[Description of the task] Both boundary lines count: repeat, exactly and alone, the lines from the one containing "Give me the" to the one containing "Transcribe this image's", with pictures left out.
— BEGIN Material for this task —
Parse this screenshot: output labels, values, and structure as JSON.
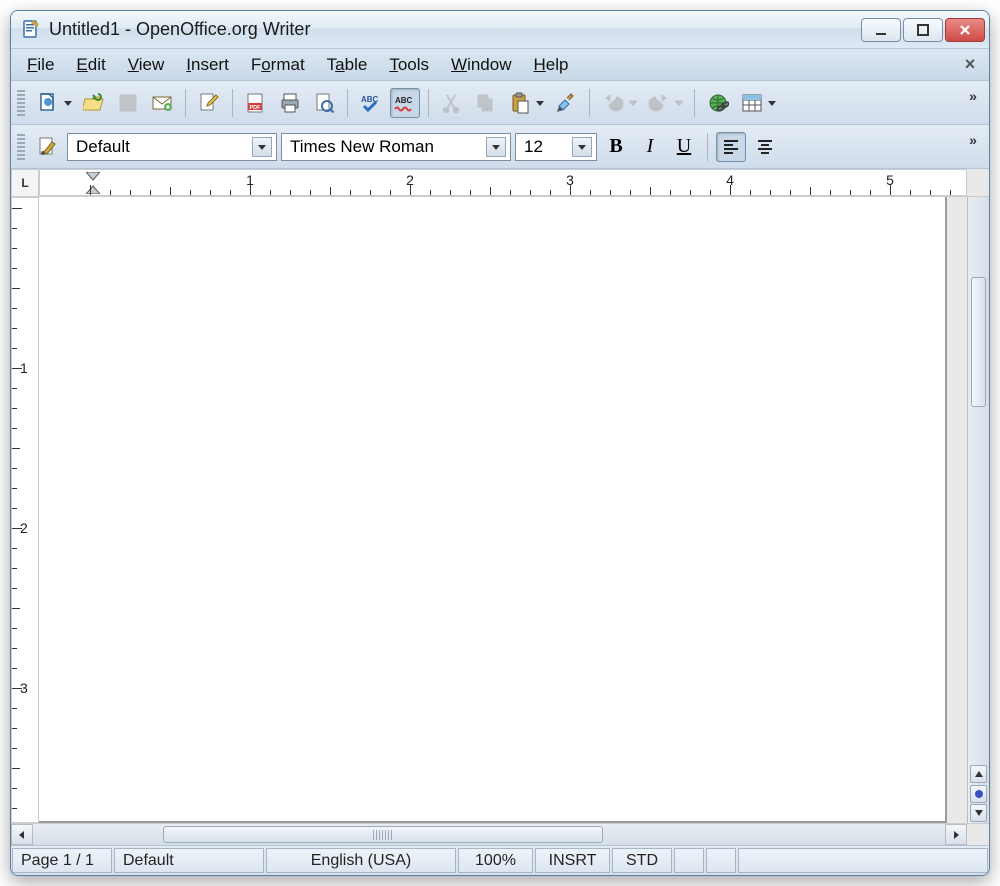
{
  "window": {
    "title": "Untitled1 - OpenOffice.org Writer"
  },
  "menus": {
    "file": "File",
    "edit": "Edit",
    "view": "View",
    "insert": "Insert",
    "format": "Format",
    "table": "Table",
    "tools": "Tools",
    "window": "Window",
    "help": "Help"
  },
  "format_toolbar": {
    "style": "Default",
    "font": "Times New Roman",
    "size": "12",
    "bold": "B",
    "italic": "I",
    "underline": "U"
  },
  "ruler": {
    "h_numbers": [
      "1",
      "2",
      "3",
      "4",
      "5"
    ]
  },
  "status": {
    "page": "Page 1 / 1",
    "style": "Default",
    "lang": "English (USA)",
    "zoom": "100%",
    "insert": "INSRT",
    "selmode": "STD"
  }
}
— END Material for this task —
— BEGIN Material for this task —
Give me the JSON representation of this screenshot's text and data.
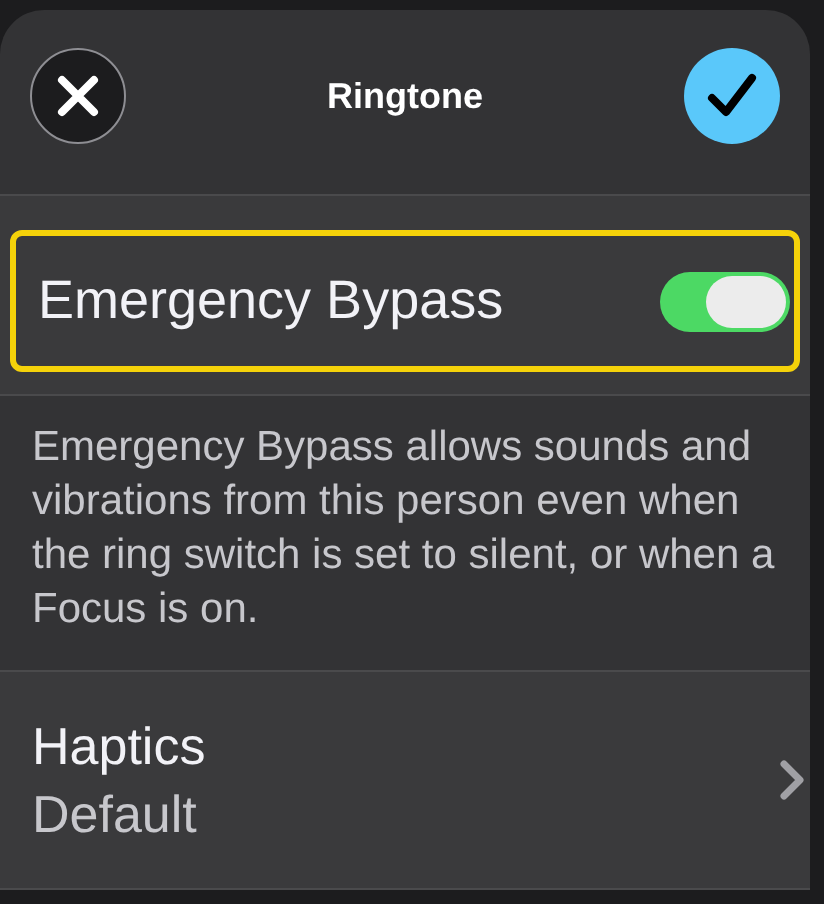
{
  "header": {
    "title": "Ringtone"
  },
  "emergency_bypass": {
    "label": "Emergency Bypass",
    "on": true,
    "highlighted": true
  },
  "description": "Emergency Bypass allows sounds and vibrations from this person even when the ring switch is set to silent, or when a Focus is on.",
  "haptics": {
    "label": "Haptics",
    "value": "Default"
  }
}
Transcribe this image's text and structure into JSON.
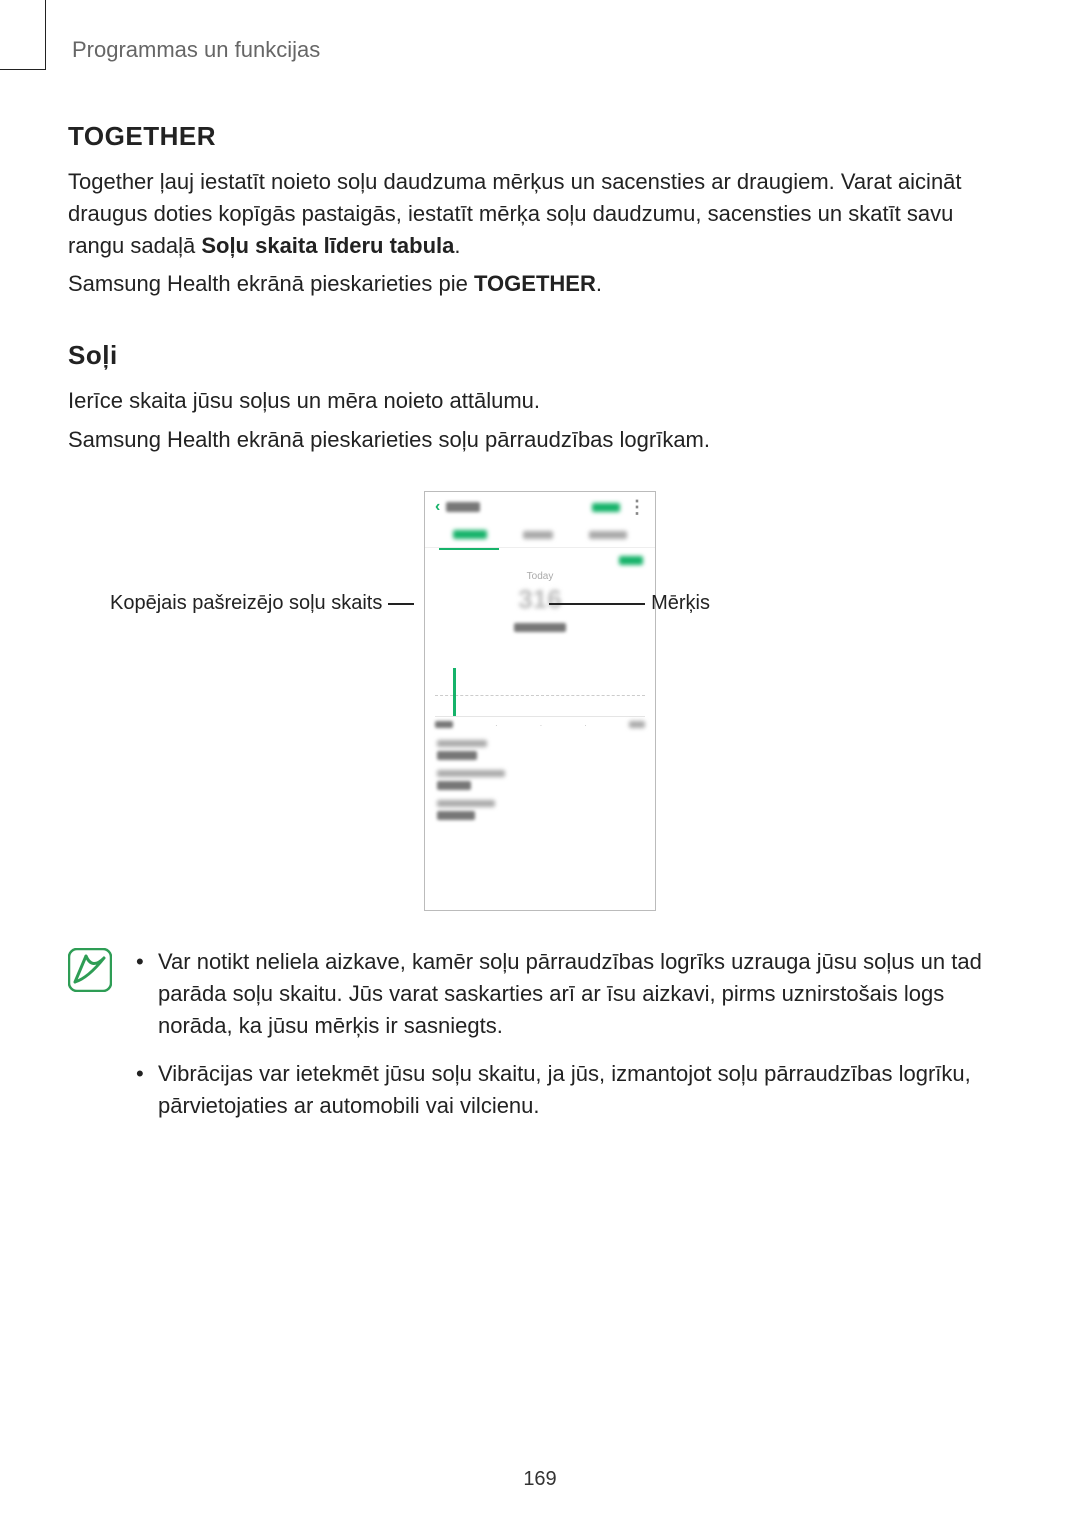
— END Material for this task —
— BEGIN Material for this task —
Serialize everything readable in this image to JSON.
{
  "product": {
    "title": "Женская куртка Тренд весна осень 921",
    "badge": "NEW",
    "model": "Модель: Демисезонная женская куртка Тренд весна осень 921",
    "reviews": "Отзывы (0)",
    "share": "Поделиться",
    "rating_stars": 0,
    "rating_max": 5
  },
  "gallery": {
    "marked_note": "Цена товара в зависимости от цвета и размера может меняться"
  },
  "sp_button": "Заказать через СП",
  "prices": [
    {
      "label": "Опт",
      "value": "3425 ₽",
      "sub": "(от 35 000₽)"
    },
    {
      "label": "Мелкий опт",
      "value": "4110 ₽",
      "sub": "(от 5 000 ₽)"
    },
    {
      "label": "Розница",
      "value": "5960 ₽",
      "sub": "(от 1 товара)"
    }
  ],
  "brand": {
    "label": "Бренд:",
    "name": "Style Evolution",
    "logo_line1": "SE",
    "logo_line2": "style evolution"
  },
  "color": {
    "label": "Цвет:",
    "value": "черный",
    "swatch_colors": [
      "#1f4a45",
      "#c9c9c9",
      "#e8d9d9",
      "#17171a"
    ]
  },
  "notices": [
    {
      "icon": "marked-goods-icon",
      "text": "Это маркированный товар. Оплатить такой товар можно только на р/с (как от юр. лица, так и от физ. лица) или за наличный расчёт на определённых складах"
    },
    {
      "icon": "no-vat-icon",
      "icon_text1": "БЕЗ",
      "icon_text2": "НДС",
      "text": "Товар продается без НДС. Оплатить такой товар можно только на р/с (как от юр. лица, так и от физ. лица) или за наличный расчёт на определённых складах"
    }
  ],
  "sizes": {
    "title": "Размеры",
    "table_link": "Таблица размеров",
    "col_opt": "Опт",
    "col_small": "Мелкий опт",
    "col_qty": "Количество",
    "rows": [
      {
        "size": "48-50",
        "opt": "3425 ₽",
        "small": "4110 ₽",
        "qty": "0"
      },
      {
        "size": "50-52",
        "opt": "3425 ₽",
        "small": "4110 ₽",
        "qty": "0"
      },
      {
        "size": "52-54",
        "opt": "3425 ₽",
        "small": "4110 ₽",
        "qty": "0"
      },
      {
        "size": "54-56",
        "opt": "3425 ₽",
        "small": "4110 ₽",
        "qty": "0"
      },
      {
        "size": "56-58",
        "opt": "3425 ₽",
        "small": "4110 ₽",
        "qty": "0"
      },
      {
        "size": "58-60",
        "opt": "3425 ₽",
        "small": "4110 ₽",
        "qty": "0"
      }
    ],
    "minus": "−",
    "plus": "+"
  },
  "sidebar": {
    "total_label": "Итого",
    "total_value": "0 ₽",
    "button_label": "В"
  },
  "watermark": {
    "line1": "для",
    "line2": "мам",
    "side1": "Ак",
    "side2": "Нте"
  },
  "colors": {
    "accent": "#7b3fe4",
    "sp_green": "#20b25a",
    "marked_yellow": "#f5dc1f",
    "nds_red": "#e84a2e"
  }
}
— END Material for this task —
[Finished task]
Give me the JSON representation of this screenshot's text and data.
{
  "header": {
    "title": "Ringtone"
  },
  "emergency_bypass": {
    "label": "Emergency Bypass",
    "on": true,
    "highlighted": true
  },
  "description": "Emergency Bypass allows sounds and vibrations from this person even when the ring switch is set to silent, or when a Focus is on.",
  "haptics": {
    "label": "Haptics",
    "value": "Default"
  }
}
Transcribe this image's text and structure into JSON.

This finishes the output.